— Start of Information provided —
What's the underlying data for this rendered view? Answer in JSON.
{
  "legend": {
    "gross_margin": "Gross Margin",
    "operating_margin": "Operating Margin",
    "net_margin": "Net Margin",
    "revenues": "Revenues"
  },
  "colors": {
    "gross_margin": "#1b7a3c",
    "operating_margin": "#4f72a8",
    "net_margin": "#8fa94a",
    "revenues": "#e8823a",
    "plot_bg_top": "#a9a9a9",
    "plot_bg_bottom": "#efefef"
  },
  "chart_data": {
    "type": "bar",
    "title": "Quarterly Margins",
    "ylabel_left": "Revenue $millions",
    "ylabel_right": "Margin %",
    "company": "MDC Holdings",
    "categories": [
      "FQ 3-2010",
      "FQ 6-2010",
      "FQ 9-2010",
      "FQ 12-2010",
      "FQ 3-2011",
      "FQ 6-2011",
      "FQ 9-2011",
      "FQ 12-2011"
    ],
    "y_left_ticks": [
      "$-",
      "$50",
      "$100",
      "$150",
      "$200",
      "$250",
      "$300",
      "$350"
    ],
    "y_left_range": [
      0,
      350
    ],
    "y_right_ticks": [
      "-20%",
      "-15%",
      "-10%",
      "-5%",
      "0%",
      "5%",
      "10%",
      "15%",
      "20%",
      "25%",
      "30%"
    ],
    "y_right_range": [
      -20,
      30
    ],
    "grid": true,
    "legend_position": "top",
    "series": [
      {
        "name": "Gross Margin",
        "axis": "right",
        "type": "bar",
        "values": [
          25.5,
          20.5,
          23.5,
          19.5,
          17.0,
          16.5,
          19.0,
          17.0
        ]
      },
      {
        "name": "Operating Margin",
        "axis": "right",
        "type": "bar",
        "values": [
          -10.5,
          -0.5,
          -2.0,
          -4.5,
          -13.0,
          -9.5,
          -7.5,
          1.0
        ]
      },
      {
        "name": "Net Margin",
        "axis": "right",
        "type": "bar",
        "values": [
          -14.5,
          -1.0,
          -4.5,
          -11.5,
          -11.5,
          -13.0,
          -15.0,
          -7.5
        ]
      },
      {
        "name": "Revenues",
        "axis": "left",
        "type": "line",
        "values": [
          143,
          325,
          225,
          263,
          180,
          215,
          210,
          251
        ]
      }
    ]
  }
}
— End of Information provided —
Written problem
Retype every entry word for word.

Written solution
What's the underlying data for this rendered view? Answer in JSON.
{
  "legend": {
    "gross_margin": "Gross Margin",
    "operating_margin": "Operating Margin",
    "net_margin": "Net Margin",
    "revenues": "Revenues"
  },
  "colors": {
    "gross_margin": "#1b7a3c",
    "operating_margin": "#4f72a8",
    "net_margin": "#8fa94a",
    "revenues": "#e8823a",
    "plot_bg_top": "#a9a9a9",
    "plot_bg_bottom": "#efefef"
  },
  "chart_data": {
    "type": "bar",
    "title": "Quarterly Margins",
    "ylabel_left": "Revenue $millions",
    "ylabel_right": "Margin %",
    "company": "MDC Holdings",
    "categories": [
      "FQ 3-2010",
      "FQ 6-2010",
      "FQ 9-2010",
      "FQ 12-2010",
      "FQ 3-2011",
      "FQ 6-2011",
      "FQ 9-2011",
      "FQ 12-2011"
    ],
    "y_left_ticks": [
      "$-",
      "$50",
      "$100",
      "$150",
      "$200",
      "$250",
      "$300",
      "$350"
    ],
    "y_left_range": [
      0,
      350
    ],
    "y_right_ticks": [
      "-20%",
      "-15%",
      "-10%",
      "-5%",
      "0%",
      "5%",
      "10%",
      "15%",
      "20%",
      "25%",
      "30%"
    ],
    "y_right_range": [
      -20,
      30
    ],
    "grid": true,
    "legend_position": "top",
    "series": [
      {
        "name": "Gross Margin",
        "axis": "right",
        "type": "bar",
        "values": [
          25.5,
          20.5,
          23.5,
          19.5,
          17.0,
          16.5,
          19.0,
          17.0
        ]
      },
      {
        "name": "Operating Margin",
        "axis": "right",
        "type": "bar",
        "values": [
          -10.5,
          -0.5,
          -2.0,
          -4.5,
          -13.0,
          -9.5,
          -7.5,
          1.0
        ]
      },
      {
        "name": "Net Margin",
        "axis": "right",
        "type": "bar",
        "values": [
          -14.5,
          -1.0,
          -4.5,
          -11.5,
          -11.5,
          -13.0,
          -15.0,
          -7.5
        ]
      },
      {
        "name": "Revenues",
        "axis": "left",
        "type": "line",
        "values": [
          143,
          325,
          225,
          263,
          180,
          215,
          210,
          251
        ]
      }
    ]
  }
}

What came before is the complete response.